[閱讀文字]
腸絨毛對營養的消化利用具有重要的功能,有利于增加酶活性和養分吸收[4]。在本實驗中,URSM組降低了黃顙魚腸絨毛高度,飼料中添加發酵菜籽粕緩解了這一變化。有研究發現,飼料中添加不超過10%的發酵菜籽粕時,肉雞十二指腸和空腸黏膜的絨毛高度增加[8]。腸絨毛的高度和寬度是反映腸黏膜形態結構和功能完整性的最直接指標[14]。有研究表明,菜籽粕中的芥酸引起魚類腸道充血和腸絨毛增生,破壞了草魚腸道結構完整性[28]。由此可知,發酵菜籽粕可能通過降解抗營養因子緩解菜籽粕對黃顙魚腸道結構的損傷,從而改善魚體腸道健康。

緊密連接蛋白在魚類腸道屏障中發揮著重要的作用[29]。在本研究中,發酵菜籽粕添加緩解了菜籽粕引起的zo-1和zo-2的mRNA表達下調。Occludin和Claudin-1是跨膜蛋白,Zo-1和Zo-2屬于閉合小環蛋白,它們構成緊密連接復合體,選擇性地阻止腔內物質自由進出[30]。有研究報道了菜籽粕中的抗營養因子會下調緊密連接相關基因的表達[28]。occludin、claudin-1、claudin-3和zo-2等緊密連接的下調會損害動物的腸道屏障[31]。這說明未發酵菜籽粕中過量的抗營養因子使黃顙魚的腸道屏障功能受損。Laukoetter等[32]報道上調zo-1和occludin基因表達水平有利于小鼠腸屏障功能的恢復。由此說明,發酵菜籽粕可以通過增強黃顙魚腸道細胞間的緊密連接,從而維持腸道屏障的完整性。

[待辦事項]
- a) 根據這段關於發酵菜籽粕與黃顙魚腸道的文字,判斷下列三項說法是否與其相符。每項請回答「是」或「否」,並原文引出作為依據的字句。(i) URSM組使黃顙魚的腸絨毛高度降低。(ii) 飼料中添加超過10%的發酵菜籽粕時,肉雞空腸黏膜的絨毛高度增加。(iii) Occludin和Claudin-1屬于閉合小環蛋白。
- b) 請從這段關於發酵菜籽粕與黃顙魚腸道的文字中,一字不差地抄寫一段內容:從含有“緊密連接蛋白在魚類腸道屏障中”的字句開始,到“間的緊密連接,從而維持腸道屏障的完整性。”之後停止。
下列資料另有出處。

[所示資料]
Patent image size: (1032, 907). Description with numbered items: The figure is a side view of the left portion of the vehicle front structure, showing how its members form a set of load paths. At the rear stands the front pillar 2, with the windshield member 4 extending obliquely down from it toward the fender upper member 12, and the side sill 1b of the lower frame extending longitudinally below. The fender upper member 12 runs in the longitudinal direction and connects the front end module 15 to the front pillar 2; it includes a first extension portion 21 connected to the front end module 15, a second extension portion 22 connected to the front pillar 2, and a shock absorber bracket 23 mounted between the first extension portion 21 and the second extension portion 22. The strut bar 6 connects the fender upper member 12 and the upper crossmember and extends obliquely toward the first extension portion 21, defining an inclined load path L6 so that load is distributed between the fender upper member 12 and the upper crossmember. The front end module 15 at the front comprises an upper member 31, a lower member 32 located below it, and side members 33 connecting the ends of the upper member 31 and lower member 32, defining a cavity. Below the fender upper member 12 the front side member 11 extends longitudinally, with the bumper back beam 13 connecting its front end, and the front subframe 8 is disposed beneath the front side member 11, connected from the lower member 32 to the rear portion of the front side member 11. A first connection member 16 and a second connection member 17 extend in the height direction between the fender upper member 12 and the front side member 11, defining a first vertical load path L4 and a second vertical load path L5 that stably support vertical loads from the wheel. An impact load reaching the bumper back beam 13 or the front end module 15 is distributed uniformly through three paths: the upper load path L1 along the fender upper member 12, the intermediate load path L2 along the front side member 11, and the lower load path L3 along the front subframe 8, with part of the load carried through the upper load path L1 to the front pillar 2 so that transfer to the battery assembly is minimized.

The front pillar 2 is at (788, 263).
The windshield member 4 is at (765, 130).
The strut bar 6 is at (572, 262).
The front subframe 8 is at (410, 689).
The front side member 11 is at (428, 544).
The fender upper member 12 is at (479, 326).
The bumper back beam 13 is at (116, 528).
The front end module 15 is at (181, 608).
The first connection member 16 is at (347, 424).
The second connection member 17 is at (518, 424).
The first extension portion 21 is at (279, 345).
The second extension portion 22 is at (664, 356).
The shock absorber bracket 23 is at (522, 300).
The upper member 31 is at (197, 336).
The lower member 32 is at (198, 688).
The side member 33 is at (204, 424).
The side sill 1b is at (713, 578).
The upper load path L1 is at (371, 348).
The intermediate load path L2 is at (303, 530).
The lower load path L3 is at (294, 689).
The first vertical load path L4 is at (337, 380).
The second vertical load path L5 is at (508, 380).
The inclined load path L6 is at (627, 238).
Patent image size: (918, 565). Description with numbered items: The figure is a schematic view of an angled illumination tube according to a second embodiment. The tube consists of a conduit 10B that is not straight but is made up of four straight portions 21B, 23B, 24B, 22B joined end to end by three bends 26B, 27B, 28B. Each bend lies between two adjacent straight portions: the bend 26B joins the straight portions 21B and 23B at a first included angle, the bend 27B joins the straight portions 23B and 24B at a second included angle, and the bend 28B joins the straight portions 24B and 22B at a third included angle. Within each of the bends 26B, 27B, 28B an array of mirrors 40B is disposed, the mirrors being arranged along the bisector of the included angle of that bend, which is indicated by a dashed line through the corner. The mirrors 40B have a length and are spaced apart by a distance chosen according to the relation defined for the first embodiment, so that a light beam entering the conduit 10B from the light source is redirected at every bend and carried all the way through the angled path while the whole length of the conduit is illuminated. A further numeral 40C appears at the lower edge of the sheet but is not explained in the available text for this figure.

[依序解答]
- a)
(i) 是:「URSM組降低了黃顙魚腸絨毛高度」
(ii) 否:「飼料中添加不超過10%的發酵菜籽粕時,肉雞十二指腸和空腸黏膜的絨毛高度增加」
(iii) 否:「Occludin和Claudin-1是跨膜蛋白,Zo-1和Zo-2屬于閉合小環蛋白」

- b)
緊密連接蛋白在魚類腸道屏障中發揮著重要的作用[29]。在本研究中,發酵菜籽粕添加緩解了菜籽粕引起的zo-1和zo-2的mRNA表達下調。Occludin和Claudin-1是跨膜蛋白,Zo-1和Zo-2屬于閉合小環蛋白,它們構成緊密連接復合體,選擇性地阻止腔內物質自由進出[30]。有研究報道了菜籽粕中的抗營養因子會下調緊密連接相關基因的表達[28]。occludin、claudin-1、claudin-3和zo-2等緊密連接的下調會損害動物的腸道屏障[31]。這說明未發酵菜籽粕中過量的抗營養因子使黃顙魚的腸道屏障功能受損。Laukoetter等[32]報道上調zo-1和occludin基因表達水平有利于小鼠腸屏障功能的恢復。由此說明,發酵菜籽粕可以通過增強黃顙魚腸道細胞間的緊密連接,從而維持腸道屏障的完整性。